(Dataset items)
· · · · · · ·

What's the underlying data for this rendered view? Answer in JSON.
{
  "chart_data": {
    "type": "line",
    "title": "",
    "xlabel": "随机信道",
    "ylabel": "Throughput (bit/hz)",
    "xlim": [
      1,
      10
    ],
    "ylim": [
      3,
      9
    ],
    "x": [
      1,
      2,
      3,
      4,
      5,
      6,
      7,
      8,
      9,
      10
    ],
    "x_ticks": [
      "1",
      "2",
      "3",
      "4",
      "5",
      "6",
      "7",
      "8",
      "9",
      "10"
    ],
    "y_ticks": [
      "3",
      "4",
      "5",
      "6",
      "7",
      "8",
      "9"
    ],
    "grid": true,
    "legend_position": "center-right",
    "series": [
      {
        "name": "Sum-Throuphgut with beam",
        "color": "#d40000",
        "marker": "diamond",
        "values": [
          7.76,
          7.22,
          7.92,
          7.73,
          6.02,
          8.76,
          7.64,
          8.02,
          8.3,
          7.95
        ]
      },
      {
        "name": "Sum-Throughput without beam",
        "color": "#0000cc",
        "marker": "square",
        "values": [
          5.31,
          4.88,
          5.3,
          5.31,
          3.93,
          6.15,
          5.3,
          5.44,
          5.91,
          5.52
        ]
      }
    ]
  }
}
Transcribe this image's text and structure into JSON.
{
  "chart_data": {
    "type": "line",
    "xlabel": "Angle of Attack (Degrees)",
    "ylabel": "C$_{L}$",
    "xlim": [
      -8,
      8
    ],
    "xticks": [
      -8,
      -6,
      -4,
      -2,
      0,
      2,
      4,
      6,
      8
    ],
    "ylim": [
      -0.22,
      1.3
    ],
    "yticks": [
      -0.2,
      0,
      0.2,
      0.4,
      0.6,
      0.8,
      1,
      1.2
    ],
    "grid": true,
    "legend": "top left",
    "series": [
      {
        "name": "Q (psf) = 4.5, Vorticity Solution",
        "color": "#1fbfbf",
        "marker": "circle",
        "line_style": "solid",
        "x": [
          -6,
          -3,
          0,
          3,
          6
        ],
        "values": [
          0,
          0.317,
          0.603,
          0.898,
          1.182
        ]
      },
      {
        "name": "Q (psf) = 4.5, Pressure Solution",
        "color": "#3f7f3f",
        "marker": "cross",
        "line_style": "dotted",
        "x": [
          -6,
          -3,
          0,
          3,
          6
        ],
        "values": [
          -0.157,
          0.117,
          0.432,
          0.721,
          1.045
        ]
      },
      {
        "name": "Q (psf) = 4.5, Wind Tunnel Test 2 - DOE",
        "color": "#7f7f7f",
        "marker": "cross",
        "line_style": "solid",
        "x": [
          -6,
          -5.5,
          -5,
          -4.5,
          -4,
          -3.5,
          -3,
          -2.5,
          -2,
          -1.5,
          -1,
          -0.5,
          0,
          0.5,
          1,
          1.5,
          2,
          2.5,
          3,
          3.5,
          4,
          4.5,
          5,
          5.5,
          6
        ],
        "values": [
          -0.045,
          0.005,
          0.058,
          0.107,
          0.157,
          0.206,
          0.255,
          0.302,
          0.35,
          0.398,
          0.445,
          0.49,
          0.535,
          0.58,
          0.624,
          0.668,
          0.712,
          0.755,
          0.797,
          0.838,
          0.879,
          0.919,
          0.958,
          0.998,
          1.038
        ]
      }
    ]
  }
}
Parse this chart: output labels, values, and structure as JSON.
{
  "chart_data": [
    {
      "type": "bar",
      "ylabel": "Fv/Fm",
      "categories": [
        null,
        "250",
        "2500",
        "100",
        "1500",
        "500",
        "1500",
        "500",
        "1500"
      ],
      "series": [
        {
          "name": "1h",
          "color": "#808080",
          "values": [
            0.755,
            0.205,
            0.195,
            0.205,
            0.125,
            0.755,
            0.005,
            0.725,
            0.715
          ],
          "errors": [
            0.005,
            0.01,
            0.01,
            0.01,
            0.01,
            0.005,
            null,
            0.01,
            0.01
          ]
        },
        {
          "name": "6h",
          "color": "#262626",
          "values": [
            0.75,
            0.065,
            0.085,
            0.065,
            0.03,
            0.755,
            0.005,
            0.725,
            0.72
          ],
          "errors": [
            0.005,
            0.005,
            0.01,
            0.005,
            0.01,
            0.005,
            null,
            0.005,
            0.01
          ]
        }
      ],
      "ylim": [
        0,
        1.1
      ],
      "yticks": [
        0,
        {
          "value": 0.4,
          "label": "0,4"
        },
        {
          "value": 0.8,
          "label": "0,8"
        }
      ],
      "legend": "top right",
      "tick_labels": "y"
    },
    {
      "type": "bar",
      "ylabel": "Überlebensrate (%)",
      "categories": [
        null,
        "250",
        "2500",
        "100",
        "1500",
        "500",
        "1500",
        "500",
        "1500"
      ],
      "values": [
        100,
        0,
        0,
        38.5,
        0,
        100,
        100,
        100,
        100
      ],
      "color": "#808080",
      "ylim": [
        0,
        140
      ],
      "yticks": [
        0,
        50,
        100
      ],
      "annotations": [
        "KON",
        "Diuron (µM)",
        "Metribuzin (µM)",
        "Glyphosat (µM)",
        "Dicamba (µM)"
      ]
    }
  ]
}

· · · · · · ·

TASK TO CARRY OUT:
The answer should be a single number: the count of lines in the data that include the string "marker".

THE REPLY:
5